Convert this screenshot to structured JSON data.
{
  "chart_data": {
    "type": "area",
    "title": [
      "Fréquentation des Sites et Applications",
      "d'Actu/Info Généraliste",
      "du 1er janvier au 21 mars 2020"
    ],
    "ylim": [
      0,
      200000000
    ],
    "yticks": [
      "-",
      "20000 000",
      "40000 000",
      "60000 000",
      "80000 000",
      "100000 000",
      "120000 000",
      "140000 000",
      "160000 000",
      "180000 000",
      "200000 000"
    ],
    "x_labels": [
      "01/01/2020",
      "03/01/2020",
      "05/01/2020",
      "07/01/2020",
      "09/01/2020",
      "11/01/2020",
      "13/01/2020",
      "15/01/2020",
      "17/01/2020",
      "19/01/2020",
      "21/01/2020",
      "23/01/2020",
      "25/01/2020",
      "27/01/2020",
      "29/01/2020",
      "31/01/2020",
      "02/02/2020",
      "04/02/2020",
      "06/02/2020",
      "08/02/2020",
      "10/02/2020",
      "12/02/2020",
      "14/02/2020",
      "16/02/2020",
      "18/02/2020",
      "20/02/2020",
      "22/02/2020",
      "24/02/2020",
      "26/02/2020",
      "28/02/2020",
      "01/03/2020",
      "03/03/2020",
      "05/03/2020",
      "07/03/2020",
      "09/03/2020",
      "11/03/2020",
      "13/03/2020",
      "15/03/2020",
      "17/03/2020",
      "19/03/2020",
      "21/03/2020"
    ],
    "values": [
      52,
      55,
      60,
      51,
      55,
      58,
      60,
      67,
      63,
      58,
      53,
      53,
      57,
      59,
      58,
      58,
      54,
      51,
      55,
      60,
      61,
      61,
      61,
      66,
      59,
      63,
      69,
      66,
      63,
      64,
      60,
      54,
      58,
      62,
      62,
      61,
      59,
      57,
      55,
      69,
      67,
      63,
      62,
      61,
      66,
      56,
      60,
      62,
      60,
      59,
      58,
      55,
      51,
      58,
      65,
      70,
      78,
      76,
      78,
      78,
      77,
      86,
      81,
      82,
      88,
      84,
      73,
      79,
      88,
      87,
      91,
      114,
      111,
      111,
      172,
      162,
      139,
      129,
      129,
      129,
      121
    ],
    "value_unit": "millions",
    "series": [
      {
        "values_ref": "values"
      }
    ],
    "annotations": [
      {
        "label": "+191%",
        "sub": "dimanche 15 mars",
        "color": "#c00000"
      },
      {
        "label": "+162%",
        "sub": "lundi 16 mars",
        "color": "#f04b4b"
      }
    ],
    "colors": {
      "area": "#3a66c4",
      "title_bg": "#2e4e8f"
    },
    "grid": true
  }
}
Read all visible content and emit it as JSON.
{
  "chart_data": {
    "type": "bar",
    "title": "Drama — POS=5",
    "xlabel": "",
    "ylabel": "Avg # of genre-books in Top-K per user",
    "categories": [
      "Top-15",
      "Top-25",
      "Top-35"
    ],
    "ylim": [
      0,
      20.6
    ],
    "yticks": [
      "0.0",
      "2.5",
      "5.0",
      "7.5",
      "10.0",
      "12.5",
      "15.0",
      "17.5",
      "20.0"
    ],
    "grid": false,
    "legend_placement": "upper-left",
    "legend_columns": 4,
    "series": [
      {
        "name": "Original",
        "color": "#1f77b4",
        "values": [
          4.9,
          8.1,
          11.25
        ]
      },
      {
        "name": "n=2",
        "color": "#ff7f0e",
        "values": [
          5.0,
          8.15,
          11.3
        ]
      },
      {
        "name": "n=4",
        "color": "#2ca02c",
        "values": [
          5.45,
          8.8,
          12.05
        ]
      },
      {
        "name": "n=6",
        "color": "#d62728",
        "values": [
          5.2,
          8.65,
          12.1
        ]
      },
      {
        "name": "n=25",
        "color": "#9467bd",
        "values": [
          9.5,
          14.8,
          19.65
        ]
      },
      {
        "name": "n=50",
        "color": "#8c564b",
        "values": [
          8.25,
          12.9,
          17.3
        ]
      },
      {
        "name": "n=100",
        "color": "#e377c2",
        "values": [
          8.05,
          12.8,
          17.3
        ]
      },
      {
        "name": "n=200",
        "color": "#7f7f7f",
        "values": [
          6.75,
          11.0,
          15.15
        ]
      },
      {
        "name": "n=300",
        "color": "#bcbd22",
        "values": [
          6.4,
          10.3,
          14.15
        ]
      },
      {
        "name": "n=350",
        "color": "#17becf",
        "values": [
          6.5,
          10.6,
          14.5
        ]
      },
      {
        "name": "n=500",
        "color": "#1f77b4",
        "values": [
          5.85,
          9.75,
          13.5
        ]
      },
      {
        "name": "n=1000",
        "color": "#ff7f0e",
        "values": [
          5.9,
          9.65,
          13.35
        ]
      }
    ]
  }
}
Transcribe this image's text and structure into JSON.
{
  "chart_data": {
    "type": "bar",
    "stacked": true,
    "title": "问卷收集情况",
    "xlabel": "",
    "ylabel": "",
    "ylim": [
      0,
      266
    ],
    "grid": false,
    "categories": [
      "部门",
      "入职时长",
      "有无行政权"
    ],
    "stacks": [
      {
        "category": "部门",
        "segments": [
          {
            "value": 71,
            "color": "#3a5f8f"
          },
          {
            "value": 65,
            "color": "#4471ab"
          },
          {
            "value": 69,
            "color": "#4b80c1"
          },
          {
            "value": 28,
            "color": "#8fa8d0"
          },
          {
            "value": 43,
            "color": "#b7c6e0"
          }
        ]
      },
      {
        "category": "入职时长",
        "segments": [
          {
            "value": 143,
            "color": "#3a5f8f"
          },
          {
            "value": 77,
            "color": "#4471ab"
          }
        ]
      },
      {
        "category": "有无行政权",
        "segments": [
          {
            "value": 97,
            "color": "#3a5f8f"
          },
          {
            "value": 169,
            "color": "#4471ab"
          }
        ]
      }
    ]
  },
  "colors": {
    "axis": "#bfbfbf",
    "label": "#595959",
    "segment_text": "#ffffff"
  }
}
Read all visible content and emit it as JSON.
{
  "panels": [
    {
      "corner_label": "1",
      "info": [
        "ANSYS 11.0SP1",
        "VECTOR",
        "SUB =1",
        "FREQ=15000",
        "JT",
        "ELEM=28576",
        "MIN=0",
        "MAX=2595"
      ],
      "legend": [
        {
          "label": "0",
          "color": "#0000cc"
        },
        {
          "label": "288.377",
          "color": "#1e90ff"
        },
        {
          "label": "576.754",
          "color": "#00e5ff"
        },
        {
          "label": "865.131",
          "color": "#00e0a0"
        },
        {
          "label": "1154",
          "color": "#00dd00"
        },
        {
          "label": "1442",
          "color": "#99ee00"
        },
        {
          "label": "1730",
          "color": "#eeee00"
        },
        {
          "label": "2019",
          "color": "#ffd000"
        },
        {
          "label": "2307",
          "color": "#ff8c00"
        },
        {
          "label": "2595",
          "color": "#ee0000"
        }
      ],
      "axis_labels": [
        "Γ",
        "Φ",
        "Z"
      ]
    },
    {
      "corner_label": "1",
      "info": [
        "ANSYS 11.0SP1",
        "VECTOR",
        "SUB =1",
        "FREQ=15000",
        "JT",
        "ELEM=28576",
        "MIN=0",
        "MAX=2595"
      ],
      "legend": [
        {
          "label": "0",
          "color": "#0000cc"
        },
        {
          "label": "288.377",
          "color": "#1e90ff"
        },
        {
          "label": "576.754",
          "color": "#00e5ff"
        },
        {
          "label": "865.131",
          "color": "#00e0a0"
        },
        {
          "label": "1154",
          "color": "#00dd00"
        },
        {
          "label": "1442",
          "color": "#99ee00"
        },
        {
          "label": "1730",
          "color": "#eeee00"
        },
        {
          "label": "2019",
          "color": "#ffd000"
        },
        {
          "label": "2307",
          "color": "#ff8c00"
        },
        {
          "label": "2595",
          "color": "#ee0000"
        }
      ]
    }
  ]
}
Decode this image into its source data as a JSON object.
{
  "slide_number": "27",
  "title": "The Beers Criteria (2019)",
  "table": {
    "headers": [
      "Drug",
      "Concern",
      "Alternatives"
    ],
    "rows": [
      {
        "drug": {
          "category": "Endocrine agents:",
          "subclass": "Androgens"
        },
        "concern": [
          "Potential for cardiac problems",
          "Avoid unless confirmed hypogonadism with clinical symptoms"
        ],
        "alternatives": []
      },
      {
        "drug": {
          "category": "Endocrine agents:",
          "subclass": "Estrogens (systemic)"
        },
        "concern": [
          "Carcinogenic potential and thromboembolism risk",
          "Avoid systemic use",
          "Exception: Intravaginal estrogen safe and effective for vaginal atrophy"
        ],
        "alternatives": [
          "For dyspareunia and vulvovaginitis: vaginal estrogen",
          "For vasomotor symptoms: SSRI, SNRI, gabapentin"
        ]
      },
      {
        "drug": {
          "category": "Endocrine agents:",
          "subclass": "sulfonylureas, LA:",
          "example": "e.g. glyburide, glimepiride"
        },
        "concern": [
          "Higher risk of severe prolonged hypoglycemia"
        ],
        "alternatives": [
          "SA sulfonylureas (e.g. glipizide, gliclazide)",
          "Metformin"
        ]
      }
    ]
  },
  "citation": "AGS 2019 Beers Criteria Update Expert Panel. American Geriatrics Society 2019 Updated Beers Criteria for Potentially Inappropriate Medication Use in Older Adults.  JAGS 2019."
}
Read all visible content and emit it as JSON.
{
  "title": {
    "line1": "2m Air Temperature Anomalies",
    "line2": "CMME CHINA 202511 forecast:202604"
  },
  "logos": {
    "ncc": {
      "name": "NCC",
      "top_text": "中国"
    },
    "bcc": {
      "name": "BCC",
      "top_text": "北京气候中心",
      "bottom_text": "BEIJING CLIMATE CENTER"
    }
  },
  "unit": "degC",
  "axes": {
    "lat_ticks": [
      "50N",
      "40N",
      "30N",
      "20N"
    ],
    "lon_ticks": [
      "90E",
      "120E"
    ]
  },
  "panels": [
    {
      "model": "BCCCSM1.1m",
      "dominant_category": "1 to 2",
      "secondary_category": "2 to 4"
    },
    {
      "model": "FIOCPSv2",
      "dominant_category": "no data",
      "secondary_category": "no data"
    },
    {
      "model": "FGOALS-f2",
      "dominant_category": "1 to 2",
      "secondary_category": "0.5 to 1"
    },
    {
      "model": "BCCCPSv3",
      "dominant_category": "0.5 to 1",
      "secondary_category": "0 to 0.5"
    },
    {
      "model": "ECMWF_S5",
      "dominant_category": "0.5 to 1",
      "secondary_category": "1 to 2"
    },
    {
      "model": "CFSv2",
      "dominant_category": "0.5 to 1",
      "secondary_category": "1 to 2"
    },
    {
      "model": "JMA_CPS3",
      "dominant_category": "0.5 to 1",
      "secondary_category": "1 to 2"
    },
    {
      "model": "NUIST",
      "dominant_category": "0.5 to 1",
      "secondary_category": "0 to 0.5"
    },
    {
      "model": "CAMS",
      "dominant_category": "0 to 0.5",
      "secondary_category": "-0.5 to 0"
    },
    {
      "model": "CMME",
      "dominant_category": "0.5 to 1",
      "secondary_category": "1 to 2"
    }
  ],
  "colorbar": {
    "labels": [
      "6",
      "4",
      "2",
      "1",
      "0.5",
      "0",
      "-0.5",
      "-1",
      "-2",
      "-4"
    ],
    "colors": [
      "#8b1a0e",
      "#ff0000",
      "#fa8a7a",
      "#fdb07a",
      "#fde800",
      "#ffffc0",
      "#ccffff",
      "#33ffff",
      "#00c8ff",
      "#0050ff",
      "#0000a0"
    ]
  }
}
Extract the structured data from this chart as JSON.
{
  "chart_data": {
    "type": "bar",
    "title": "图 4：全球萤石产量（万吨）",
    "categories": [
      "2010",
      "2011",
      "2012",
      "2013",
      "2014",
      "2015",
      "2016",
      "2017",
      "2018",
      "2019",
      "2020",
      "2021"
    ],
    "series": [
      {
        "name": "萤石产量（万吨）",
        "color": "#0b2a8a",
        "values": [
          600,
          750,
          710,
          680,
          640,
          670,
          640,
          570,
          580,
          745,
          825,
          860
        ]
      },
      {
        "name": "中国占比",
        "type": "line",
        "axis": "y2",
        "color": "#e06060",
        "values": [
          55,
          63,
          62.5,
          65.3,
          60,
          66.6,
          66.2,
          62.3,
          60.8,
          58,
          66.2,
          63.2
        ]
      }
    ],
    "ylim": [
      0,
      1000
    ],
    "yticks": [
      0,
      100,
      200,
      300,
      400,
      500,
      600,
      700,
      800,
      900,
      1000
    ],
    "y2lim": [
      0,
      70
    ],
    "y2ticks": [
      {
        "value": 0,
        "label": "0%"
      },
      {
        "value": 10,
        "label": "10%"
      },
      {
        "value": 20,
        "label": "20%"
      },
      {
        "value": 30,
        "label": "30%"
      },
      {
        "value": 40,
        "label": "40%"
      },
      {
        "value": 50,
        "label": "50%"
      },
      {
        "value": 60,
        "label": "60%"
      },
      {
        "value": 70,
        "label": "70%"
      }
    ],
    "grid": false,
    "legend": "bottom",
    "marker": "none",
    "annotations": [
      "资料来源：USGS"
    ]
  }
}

◆ ◆ ◆

▶ _TASK TO COMPLETE_: Only lines holding the string "this" are wanted; gather each one from the entries above.

▶ _RESPONSE TO THE EXERCISE_:
Convert this screenshot to structured JSON data.
Transcribe this image's text and structure into JSON.
Decode this image into its source data as a JSON object.
Extract the structured data from this chart as JSON.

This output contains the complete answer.